→ **Supplied records**
■ ■ ■

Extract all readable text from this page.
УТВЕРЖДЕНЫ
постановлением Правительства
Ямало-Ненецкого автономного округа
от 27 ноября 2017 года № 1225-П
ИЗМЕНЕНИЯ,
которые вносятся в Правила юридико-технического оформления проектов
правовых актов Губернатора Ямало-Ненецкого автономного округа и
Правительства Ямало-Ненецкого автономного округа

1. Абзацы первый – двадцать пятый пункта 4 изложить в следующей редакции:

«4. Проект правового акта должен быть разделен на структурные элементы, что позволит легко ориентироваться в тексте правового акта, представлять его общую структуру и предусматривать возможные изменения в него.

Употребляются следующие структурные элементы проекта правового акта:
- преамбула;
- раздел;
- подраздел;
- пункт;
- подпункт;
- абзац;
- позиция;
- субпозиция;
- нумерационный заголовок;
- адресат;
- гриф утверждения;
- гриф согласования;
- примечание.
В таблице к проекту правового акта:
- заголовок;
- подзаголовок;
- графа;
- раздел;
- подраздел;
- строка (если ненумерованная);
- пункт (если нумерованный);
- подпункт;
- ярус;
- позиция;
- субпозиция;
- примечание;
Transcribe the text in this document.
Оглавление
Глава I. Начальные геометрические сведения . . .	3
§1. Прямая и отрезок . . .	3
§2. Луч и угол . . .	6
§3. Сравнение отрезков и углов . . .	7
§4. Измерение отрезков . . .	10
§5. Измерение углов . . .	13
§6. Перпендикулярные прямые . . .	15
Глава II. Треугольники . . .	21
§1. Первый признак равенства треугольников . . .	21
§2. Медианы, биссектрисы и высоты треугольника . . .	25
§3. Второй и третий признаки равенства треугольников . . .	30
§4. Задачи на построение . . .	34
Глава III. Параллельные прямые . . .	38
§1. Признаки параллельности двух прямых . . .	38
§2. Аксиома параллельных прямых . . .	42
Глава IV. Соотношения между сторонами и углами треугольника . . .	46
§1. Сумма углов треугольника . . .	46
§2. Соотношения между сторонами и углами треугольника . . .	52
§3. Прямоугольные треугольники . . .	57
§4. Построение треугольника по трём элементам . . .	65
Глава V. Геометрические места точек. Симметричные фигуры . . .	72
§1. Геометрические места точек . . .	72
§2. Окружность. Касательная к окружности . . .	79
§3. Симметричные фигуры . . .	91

■ ■ ■

→ **Stated problem**
Looking at the data above, show all lines where the word "прямых" occurs.

→ **In response**
§1. Признаки параллельности двух прямых . . .	38
§2. Аксиома параллельных прямых . . .	42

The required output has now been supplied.